• _TASK TO CARRY OUT_
Copy each line containing the word "tersebut" from the records that follow, please.

[Collected data entries]
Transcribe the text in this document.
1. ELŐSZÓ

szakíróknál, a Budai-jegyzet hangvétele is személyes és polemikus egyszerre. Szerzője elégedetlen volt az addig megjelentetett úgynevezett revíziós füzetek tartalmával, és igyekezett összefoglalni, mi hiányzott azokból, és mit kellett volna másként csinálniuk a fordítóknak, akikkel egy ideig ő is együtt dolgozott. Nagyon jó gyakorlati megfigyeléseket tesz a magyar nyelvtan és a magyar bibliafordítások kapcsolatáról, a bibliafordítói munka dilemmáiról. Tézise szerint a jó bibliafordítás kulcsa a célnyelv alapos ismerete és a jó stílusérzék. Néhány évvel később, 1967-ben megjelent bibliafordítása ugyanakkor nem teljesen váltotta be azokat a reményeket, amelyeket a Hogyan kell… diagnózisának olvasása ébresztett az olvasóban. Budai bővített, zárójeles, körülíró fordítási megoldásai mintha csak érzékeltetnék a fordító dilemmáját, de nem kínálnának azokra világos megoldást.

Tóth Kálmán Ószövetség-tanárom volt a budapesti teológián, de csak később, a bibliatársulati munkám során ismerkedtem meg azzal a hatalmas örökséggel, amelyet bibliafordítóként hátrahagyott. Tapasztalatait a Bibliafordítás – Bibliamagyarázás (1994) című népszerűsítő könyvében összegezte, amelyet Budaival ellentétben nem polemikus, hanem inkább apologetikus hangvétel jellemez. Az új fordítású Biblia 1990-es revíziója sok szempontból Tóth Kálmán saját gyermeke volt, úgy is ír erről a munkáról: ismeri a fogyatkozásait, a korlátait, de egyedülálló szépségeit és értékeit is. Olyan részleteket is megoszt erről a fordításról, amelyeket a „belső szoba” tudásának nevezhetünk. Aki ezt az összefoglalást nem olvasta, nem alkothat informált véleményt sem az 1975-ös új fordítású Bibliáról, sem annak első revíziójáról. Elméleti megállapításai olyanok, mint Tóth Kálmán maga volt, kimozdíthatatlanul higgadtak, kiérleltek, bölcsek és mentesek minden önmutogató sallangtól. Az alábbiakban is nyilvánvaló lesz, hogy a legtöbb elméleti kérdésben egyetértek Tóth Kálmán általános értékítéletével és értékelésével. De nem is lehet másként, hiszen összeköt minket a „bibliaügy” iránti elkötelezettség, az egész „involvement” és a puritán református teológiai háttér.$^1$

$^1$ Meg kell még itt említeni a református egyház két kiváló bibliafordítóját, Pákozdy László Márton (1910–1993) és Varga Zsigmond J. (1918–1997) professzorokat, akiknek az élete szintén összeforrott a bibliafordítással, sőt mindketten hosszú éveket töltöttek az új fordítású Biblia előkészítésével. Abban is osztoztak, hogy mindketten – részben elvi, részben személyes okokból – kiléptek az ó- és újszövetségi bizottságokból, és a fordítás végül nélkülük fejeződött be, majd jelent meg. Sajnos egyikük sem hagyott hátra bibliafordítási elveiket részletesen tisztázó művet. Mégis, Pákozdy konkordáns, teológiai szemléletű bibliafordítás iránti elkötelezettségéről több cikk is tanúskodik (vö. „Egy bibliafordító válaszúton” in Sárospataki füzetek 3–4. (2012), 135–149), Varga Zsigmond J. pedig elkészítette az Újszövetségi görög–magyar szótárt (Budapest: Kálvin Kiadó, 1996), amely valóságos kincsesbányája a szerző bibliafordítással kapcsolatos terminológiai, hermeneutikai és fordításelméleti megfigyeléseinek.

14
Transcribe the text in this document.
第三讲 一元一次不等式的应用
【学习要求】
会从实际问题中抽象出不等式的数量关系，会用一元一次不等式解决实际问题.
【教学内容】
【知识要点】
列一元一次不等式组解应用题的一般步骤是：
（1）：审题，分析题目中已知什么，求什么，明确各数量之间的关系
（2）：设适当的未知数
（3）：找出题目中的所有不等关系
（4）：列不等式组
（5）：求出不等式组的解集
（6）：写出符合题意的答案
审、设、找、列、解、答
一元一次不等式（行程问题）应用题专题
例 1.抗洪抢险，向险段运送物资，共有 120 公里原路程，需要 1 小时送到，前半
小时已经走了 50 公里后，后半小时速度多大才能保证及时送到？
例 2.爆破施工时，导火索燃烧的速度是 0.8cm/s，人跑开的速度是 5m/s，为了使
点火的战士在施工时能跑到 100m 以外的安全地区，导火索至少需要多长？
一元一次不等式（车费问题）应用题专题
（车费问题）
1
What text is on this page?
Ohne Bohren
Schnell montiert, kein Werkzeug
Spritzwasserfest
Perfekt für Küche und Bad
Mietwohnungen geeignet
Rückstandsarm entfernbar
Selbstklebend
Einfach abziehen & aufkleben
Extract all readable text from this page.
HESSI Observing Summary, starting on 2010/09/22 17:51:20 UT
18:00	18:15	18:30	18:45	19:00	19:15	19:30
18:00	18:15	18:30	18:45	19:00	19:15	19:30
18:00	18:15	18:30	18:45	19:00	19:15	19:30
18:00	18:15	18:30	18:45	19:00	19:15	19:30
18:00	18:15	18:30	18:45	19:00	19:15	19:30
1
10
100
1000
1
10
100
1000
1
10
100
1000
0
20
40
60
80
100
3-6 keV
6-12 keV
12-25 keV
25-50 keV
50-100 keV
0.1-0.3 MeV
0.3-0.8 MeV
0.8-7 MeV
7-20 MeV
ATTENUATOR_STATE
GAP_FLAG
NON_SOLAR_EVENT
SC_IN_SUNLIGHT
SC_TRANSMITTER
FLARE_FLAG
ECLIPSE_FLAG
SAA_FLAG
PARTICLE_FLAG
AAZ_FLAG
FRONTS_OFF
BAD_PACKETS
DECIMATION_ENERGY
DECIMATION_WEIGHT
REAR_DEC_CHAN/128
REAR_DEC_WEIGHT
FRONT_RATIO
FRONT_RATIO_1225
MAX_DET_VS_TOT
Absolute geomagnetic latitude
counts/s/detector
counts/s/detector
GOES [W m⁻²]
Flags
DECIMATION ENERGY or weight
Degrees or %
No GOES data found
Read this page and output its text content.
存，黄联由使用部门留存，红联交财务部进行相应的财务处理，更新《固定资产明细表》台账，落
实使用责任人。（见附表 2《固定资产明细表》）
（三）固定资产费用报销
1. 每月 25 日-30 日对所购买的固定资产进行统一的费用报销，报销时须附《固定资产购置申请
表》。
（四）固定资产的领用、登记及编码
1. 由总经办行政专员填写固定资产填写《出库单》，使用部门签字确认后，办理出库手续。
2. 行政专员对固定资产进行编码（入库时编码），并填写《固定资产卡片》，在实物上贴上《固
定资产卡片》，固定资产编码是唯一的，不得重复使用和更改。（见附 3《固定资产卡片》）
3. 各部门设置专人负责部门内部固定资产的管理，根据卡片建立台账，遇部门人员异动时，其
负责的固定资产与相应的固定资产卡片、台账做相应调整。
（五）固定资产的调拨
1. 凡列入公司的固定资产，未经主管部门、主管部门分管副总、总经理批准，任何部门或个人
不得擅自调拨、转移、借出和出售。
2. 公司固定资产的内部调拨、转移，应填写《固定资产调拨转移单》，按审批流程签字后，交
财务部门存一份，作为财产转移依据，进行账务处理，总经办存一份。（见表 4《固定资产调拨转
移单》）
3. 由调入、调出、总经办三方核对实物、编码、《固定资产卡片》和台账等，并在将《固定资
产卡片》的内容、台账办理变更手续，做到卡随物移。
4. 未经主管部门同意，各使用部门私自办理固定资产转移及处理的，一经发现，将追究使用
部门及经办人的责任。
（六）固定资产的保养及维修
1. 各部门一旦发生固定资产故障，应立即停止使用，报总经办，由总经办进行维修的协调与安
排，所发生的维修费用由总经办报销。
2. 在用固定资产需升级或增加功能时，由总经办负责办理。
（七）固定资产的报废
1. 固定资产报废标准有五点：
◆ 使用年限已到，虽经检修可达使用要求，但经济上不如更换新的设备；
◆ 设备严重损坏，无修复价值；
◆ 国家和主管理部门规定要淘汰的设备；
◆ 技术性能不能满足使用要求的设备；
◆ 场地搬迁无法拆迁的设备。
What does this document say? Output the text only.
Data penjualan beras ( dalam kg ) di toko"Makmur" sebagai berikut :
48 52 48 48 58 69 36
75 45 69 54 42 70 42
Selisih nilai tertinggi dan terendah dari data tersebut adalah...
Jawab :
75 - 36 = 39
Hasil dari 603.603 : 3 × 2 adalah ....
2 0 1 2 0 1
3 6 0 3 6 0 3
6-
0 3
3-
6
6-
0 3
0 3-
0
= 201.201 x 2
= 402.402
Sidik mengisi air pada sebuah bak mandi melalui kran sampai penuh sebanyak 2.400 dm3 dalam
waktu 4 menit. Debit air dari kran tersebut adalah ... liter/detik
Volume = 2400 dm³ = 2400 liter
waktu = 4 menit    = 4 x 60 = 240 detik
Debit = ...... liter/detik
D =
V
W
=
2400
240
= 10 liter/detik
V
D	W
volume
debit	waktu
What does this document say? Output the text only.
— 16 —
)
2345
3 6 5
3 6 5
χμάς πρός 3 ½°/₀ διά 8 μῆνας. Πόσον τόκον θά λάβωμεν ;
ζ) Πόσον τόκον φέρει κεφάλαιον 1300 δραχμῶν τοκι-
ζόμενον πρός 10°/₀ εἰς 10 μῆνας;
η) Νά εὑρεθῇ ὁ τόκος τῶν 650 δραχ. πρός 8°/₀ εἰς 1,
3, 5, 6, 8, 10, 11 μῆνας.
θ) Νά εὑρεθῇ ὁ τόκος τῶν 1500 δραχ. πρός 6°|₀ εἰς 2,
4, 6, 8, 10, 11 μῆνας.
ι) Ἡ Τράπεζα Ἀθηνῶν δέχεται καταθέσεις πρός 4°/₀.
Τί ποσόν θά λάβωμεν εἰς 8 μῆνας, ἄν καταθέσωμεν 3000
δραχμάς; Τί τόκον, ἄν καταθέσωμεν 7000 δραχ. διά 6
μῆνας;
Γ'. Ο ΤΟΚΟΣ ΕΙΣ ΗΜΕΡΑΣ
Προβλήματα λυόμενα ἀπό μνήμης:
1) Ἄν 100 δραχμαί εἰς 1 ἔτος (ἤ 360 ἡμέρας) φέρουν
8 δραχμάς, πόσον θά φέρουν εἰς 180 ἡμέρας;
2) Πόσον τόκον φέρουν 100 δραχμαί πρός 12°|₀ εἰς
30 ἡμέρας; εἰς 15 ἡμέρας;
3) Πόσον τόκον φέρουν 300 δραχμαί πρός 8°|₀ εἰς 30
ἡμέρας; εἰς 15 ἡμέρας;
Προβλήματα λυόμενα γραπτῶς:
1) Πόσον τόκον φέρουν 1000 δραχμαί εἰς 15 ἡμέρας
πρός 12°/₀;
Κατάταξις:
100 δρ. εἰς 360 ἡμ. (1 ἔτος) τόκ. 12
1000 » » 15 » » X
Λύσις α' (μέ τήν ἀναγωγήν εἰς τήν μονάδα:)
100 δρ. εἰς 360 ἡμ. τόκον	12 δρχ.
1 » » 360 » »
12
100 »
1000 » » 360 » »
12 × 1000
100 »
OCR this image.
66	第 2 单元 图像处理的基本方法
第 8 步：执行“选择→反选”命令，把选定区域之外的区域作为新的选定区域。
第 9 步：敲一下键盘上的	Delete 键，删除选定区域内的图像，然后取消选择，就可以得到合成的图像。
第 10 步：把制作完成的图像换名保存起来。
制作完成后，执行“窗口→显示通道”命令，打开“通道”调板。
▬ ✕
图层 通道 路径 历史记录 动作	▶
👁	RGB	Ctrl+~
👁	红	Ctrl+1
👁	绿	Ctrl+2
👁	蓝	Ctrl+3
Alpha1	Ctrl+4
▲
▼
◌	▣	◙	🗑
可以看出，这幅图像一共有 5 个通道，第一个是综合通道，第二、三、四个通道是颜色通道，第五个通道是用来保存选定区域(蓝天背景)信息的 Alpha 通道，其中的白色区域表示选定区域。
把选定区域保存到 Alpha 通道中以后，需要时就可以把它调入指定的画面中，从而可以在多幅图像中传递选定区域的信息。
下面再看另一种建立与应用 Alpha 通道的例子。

• _ANSWER_
Selisih nilai tertinggi dan terendah dari data tersebut adalah...
waktu 4 menit. Debit air dari kran tersebut adalah ... liter/detik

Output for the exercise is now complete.